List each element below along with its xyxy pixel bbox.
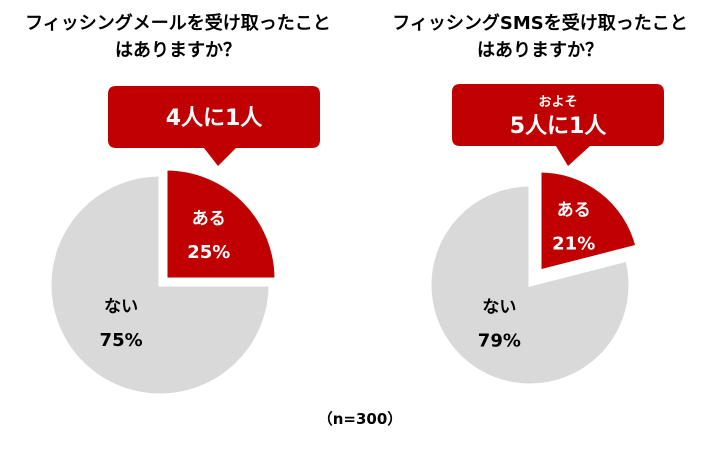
slice-label-category: ない — [482, 298, 516, 318]
slice-label-category: ある — [557, 201, 591, 221]
pie-slice-yes — [538, 169, 639, 273]
chart-title-line-2: はありますか？ — [477, 40, 603, 61]
slice-label-category: ある — [192, 209, 226, 229]
slice-label-percent: 79% — [478, 331, 521, 352]
slice-label-percent: 21% — [552, 234, 595, 255]
callout-main: 5人に1人 — [510, 114, 607, 139]
pie-slice-yes — [164, 167, 278, 281]
slice-label-percent: 75% — [100, 330, 143, 351]
callout-main: 4人に1人 — [166, 106, 263, 131]
chart-title-phishing-sms: フィッシングSMSを受け取ったこと はありますか？ — [370, 10, 710, 64]
pie-slice-no — [48, 173, 272, 397]
chart-title-phishing-email: フィッシングメールを受け取ったこと はありますか？ — [8, 10, 348, 64]
pie-slice-no — [428, 183, 632, 387]
slice-label-category: ない — [104, 297, 138, 317]
callout-bubble — [108, 86, 320, 166]
callout-bubble — [452, 84, 664, 166]
callout-prefix: およそ — [538, 95, 577, 110]
slice-label-percent: 25% — [187, 242, 230, 263]
sample-size-note: （n=300） — [317, 410, 403, 428]
chart-title-line-2: はありますか？ — [115, 40, 241, 61]
chart-title-line-1: フィッシングSMSを受け取ったこと — [392, 13, 688, 34]
chart-title-line-1: フィッシングメールを受け取ったこと — [25, 13, 331, 34]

####

• _THE REQUEST_:
Render as a JSON list of strings, one string per line, everything in the records from the line containing "slice-label-category: ない — [482, 298, 516, 318]" down to the line containing "chart-title-line-2: はありますか？ — [115, 40, 241, 61]", both included.

• _ANSWER TO THIS PROBLEM_:
[
  "slice-label-category: ない — [482, 298, 516, 318]",
  "slice-label-category: ある — [557, 201, 591, 221]",
  "pie-slice-yes — [538, 169, 639, 273]",
  "chart-title-line-2: はありますか？ — [477, 40, 603, 61]",
  "slice-label-category: ある — [192, 209, 226, 229]",
  "slice-label-percent: 79% — [478, 331, 521, 352]",
  "slice-label-percent: 21% — [552, 234, 595, 255]",
  "callout-main: 5人に1人 — [510, 114, 607, 139]",
  "pie-slice-yes — [164, 167, 278, 281]",
  "slice-label-percent: 75% — [100, 330, 143, 351]",
  "callout-main: 4人に1人 — [166, 106, 263, 131]",
  "chart-title-phishing-sms: フィッシングSMSを受け取ったこと はありますか？ — [370, 10, 710, 64]",
  "pie-slice-no — [48, 173, 272, 397]",
  "chart-title-phishing-email: フィッシングメールを受け取ったこと はありますか？ — [8, 10, 348, 64]",
  "pie-slice-no — [428, 183, 632, 387]",
  "slice-label-category: ない — [104, 297, 138, 317]",
  "callout-bubble — [108, 86, 320, 166]",
  "callout-bubble — [452, 84, 664, 166]",
  "callout-prefix: およそ — [538, 95, 577, 110]",
  "slice-label-percent: 25% — [187, 242, 230, 263]",
  "sample-size-note: （n=300） — [317, 410, 403, 428]",
  "chart-title-line-2: はありますか？ — [115, 40, 241, 61]"
]